**Exercise requirements**:
Reproduce every record below exactly as written, but leave out any pictures.

**Data supplied**:
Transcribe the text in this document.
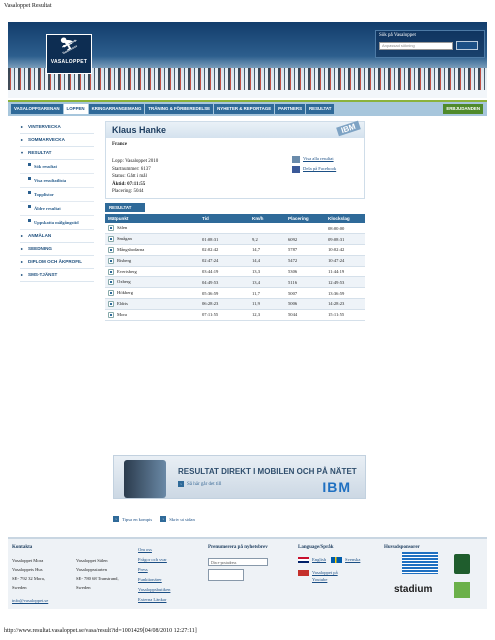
Vasaloppet Resultat
⛷
VASALOPPET
Sök på Vasaloppet
Anpassad sökning
VASALOPPSARENAN	LOPPEN	KRINGARRANGEMANG	TRÄNING & FÖRBEREDELSE	NYHETER & REPORTAGE	PARTNERS	RESULTAT	ERBJUDANDEN
▸ VINTERVECKA
▸ SOMMARVECKA
▾ RESULTAT
Sök resultat
Visa resultatlista
Topplistor
Äldre resultat
Uppskatta målgångstid
▸ ANMÄLAN
▸ SEEDNING
▸ DIPLOM OCH ÅKPROFIL
▸ SMS-TJÄNST
Klaus Hanke	IBM
France
Lopp: Vasaloppet 2010
Startnummer: 6137
Status: Gått i mål
Åktid: 07:11:55
Placering: 5044
Visa alla resultat
Dela på Facebook
RESULTAT
Mätpunkt	Tid	Km/h	Placering	Klockslag
Sälen				08:00:00
Smågan	01:08:31	9,2	6092	09:08:31
Mångsbodarna	02:02:42	14,7	5787	10:02:42
Risberg	02:47:24	14,4	5472	10:47:24
Evertsberg	03:44:19	13,3	5306	11:44:19
Oxberg	04:49:53	13,4	5116	12:49:53
Hökberg	05:36:59	11,7	5007	13:36:59
Eldris	06:28:23	11,9	5006	14:28:23
Mora	07:11:55	12,3	5044	15:11:55
RESULTAT DIREKT I MOBILEN OCH PÅ NÄTET
›	Så här går det till	IBM
›	Tipsa en kompis	›	Skriv ut sidan
Kontakta
Vasaloppet Mora
Vasaloppets Hus
SE- 792 32 Mora,
Sweden
info@vasaloppet.se
Vasaloppet Sälen
Vasaloppsstarten
SE- 780 68 Transtrand,
Sweden
Om oss
Frågor och svar
Press
Funktionärer
Vasaloppsbutiken
Externa Länkar
Prenumerera på nyhetsbrev
Din e-postadress
Language/Språk
English	Svenska
Vasaloppet på Youtube
Huvudsponsorer
stadium
http://www.resultat.vasaloppet.se/vasa/result?id=1001429[04/08/2010 12:27:11]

**Solution to this problem**:
Transcribe the text in this document.
Vasaloppet Resultat
⛷
VASALOPPET
Sök på Vasaloppet
Anpassad sökning
VASALOPPSARENAN	LOPPEN	KRINGARRANGEMANG	TRÄNING & FÖRBEREDELSE	NYHETER & REPORTAGE	PARTNERS	RESULTAT	ERBJUDANDEN
▸ VINTERVECKA
▸ SOMMARVECKA
▾ RESULTAT
Sök resultat
Visa resultatlista
Topplistor
Äldre resultat
Uppskatta målgångstid
▸ ANMÄLAN
▸ SEEDNING
▸ DIPLOM OCH ÅKPROFIL
▸ SMS-TJÄNST
Klaus Hanke	IBM
France
Lopp: Vasaloppet 2010
Startnummer: 6137
Status: Gått i mål
Åktid: 07:11:55
Placering: 5044
Visa alla resultat
Dela på Facebook
RESULTAT
Mätpunkt	Tid	Km/h	Placering	Klockslag
Sälen				08:00:00
Smågan	01:08:31	9,2	6092	09:08:31
Mångsbodarna	02:02:42	14,7	5787	10:02:42
Risberg	02:47:24	14,4	5472	10:47:24
Evertsberg	03:44:19	13,3	5306	11:44:19
Oxberg	04:49:53	13,4	5116	12:49:53
Hökberg	05:36:59	11,7	5007	13:36:59
Eldris	06:28:23	11,9	5006	14:28:23
Mora	07:11:55	12,3	5044	15:11:55
RESULTAT DIREKT I MOBILEN OCH PÅ NÄTET
›	Så här går det till	IBM
›	Tipsa en kompis	›	Skriv ut sidan
Kontakta
Vasaloppet Mora
Vasaloppets Hus
SE- 792 32 Mora,
Sweden
info@vasaloppet.se
Vasaloppet Sälen
Vasaloppsstarten
SE- 780 68 Transtrand,
Sweden
Om oss
Frågor och svar
Press
Funktionärer
Vasaloppsbutiken
Externa Länkar
Prenumerera på nyhetsbrev
Din e-postadress
Language/Språk
English	Svenska
Vasaloppet på Youtube
Huvudsponsorer
stadium
http://www.resultat.vasaloppet.se/vasa/result?id=1001429[04/08/2010 12:27:11]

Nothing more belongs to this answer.